STATED GOAL => Tally the lines below that contain the word "employer", and give only that number.

## start INFORMATION SUPPLIED

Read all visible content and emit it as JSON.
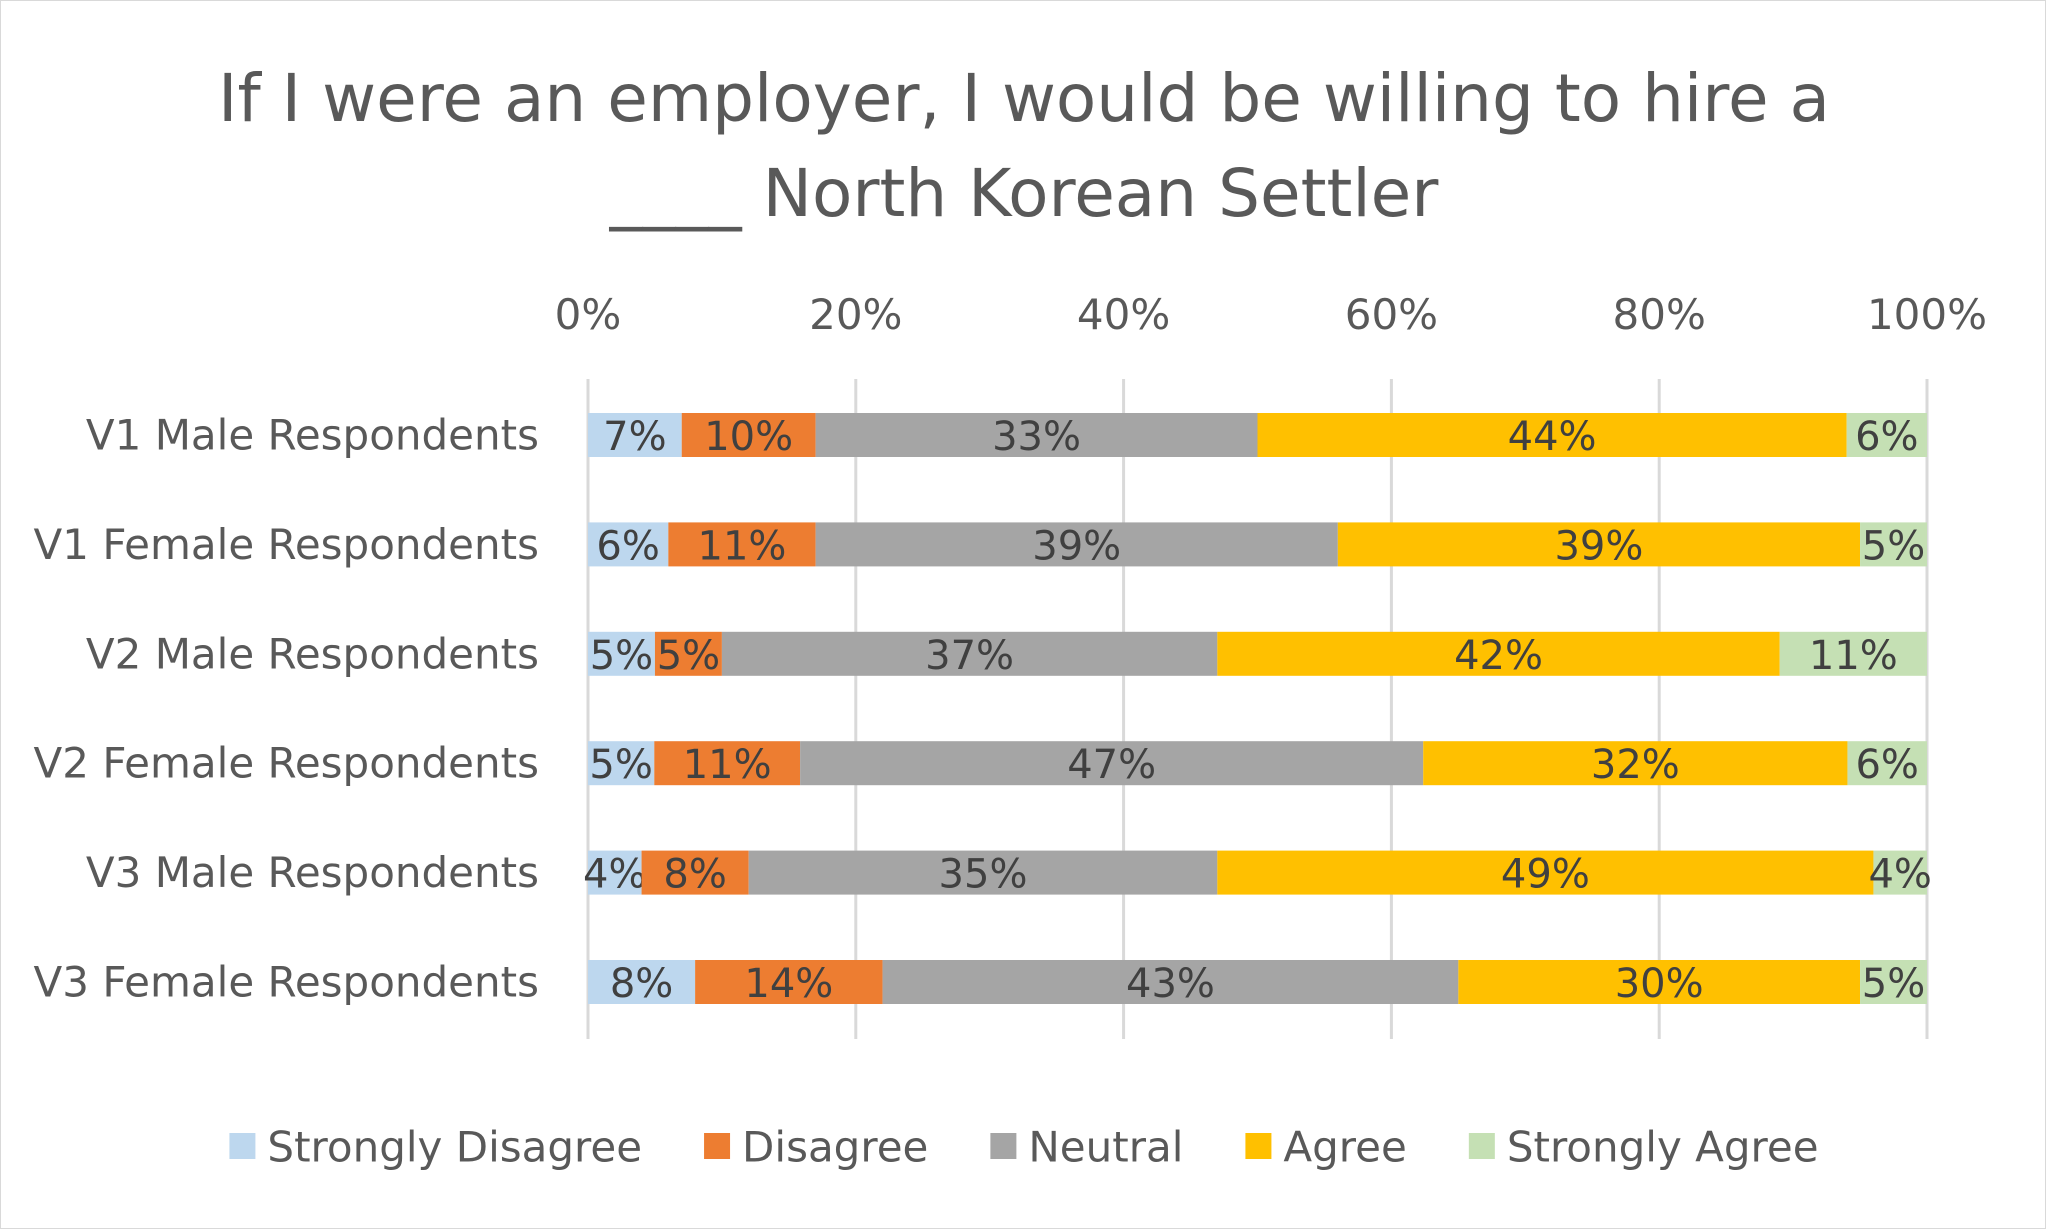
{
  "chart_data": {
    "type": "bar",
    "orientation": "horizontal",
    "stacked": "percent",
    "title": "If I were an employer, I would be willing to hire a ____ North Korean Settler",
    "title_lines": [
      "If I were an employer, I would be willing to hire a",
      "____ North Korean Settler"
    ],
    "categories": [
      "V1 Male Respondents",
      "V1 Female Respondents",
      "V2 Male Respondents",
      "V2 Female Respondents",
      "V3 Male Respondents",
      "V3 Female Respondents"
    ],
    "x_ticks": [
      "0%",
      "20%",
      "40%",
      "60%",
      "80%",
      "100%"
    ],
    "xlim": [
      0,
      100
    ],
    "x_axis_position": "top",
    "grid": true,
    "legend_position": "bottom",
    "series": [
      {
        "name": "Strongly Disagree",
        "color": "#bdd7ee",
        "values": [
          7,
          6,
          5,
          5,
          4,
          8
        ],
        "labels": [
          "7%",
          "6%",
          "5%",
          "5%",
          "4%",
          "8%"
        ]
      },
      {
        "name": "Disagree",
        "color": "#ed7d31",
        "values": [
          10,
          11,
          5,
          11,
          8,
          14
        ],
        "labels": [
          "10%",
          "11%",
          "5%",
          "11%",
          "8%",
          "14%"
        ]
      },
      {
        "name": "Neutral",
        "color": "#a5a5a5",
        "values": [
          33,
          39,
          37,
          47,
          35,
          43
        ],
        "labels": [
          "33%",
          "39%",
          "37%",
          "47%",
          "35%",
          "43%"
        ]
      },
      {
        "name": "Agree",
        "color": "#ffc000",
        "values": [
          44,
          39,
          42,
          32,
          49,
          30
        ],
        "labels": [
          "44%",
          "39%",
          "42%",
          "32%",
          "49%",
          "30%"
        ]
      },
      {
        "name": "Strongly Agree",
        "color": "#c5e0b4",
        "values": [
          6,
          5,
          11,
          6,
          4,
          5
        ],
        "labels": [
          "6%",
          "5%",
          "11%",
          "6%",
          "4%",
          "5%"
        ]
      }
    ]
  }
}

## end INFORMATION SUPPLIED

SOLVED EXERCISE => 2